Data entries
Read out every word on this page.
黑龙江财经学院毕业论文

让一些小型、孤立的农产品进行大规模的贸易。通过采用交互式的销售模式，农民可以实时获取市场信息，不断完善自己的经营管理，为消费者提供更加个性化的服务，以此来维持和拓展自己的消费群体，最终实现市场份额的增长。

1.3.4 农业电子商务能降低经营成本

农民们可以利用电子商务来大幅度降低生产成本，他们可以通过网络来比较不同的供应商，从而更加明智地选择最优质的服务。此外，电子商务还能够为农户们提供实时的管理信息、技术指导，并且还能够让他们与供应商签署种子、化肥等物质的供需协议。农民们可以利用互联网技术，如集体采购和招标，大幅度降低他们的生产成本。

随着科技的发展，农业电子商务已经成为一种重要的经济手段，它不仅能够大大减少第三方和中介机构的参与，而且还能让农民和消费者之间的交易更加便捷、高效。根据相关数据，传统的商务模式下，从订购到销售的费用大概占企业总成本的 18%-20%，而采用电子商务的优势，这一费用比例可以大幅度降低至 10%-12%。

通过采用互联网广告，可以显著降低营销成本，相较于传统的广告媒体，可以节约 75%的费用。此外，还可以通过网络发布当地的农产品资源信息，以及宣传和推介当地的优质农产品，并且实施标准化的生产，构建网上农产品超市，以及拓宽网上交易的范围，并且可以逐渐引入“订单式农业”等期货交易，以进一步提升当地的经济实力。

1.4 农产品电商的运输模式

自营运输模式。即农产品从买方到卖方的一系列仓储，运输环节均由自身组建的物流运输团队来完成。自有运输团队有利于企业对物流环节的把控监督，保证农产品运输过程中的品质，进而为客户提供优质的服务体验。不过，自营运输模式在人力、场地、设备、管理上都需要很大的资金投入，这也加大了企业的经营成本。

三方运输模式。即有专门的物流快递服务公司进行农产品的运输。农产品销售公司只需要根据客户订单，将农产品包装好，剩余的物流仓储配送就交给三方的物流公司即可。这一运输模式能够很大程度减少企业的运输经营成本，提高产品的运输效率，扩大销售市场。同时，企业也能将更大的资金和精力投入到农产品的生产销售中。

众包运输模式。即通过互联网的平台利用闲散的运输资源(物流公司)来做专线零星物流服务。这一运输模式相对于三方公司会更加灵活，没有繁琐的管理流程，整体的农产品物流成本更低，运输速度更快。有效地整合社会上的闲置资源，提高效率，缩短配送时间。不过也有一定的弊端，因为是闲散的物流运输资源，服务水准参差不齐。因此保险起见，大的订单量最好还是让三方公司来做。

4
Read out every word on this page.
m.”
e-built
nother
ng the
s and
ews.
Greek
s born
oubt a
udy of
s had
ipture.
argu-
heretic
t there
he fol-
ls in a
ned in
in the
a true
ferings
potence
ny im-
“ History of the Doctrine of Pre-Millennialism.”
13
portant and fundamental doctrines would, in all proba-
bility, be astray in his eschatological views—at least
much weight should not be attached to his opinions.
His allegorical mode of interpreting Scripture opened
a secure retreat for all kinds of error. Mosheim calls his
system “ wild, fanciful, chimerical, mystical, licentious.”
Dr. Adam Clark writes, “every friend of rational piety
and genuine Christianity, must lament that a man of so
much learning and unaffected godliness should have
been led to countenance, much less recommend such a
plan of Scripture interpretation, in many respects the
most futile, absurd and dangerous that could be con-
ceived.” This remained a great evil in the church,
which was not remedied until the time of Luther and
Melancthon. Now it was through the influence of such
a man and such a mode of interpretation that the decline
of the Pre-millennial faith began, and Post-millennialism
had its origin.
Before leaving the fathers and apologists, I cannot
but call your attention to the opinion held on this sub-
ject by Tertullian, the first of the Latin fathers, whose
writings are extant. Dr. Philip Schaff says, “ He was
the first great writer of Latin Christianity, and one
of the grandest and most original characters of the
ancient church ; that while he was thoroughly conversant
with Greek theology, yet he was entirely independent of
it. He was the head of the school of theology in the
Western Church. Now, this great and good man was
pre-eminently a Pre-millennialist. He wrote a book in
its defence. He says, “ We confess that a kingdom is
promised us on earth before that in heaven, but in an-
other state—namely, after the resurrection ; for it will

> _Directions for this task_
Using the listing above, work out how many of its lines include "most", and give only the result.

> _The reply_
2